What you need to do:
Collect each line containing "name".

Dataset content:
..............................

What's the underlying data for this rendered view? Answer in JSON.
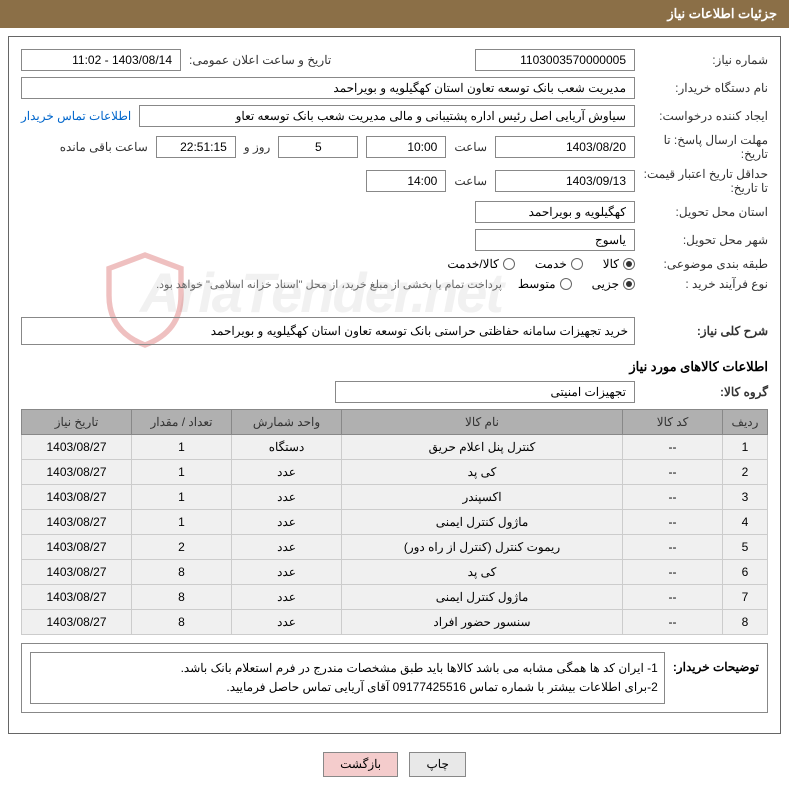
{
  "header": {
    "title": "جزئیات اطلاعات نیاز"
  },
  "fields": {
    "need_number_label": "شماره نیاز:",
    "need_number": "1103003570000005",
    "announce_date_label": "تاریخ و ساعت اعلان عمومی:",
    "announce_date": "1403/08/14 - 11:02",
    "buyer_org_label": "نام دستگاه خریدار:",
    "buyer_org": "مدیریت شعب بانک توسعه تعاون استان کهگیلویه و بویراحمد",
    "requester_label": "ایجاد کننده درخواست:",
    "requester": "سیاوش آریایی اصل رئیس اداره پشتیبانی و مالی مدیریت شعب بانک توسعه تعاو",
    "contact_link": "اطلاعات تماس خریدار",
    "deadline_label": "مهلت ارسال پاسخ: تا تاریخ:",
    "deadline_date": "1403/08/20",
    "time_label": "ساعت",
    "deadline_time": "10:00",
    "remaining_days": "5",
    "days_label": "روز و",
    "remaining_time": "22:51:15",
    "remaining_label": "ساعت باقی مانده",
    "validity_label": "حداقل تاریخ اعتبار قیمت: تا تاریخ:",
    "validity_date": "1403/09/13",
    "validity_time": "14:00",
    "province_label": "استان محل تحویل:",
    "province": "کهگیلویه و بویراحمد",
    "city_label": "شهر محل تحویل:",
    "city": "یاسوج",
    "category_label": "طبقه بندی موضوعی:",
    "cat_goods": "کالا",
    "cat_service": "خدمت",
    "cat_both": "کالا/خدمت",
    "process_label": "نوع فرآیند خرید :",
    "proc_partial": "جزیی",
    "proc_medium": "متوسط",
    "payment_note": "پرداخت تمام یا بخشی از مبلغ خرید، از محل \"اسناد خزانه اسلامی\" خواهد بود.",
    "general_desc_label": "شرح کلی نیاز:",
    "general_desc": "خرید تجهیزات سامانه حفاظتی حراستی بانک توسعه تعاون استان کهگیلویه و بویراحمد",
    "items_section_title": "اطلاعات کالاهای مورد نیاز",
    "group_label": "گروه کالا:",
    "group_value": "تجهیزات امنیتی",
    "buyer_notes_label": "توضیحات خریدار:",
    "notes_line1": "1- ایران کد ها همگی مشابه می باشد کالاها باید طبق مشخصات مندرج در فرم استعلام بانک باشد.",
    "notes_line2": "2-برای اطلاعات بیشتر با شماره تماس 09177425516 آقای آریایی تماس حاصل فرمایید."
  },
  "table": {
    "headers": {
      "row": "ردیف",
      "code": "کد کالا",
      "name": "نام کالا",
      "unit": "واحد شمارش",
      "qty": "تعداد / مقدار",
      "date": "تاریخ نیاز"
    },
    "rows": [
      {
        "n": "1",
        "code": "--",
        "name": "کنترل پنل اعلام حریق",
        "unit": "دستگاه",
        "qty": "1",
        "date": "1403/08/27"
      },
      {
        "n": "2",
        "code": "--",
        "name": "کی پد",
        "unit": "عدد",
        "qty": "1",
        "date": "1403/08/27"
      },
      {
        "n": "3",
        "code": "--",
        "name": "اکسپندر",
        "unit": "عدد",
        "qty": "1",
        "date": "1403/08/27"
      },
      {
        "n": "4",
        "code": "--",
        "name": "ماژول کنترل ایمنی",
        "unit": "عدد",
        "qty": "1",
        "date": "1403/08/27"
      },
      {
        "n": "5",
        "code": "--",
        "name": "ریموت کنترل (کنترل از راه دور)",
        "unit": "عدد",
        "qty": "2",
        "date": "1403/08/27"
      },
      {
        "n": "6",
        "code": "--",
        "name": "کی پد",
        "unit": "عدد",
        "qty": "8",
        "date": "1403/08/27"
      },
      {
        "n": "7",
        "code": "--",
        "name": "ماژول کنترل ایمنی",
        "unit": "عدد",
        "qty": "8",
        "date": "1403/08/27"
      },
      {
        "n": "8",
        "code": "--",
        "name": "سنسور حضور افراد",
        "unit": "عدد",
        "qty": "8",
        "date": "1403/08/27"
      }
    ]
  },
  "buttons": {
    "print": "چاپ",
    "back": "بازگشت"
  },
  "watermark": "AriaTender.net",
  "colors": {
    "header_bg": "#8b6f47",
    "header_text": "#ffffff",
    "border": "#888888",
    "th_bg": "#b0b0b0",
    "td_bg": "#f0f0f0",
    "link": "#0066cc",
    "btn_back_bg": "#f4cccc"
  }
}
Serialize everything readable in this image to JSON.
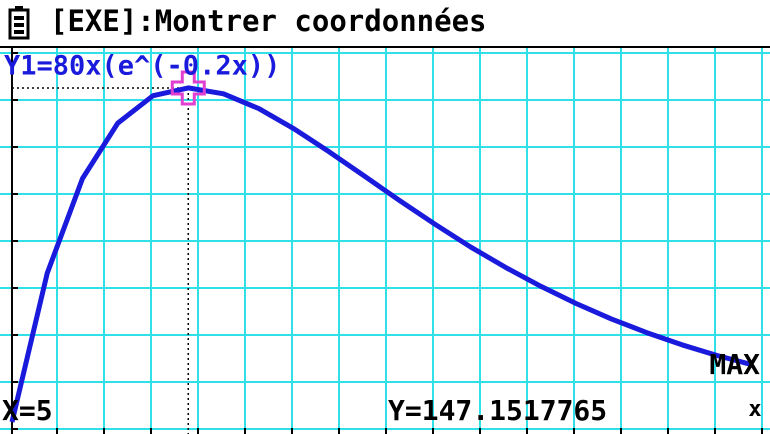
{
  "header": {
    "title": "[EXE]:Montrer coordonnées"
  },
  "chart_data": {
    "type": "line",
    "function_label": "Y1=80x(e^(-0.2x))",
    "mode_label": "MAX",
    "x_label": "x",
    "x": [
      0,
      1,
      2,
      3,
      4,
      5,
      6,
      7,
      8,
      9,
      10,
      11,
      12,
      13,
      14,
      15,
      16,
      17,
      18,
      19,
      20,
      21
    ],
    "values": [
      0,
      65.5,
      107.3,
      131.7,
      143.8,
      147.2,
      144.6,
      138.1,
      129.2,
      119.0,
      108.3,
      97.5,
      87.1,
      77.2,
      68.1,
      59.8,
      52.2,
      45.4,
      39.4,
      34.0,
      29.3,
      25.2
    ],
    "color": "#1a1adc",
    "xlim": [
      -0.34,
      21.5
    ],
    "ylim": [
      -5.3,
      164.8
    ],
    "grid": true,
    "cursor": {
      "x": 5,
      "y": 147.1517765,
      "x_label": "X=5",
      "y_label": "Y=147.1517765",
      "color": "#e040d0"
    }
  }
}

..............................

Output for this exercise:
      "name": "نام کالا",
        "name": "کنترل پنل اعلام حریق",
        "name": "کی پد",
        "name": "اکسپندر",
        "name": "ماژول کنترل ایمنی",
        "name": "ریموت کنترل (کنترل از راه دور)",
        "name": "کی پد",
        "name": "ماژول کنترل ایمنی",
        "name": "سنسور حضور افراد",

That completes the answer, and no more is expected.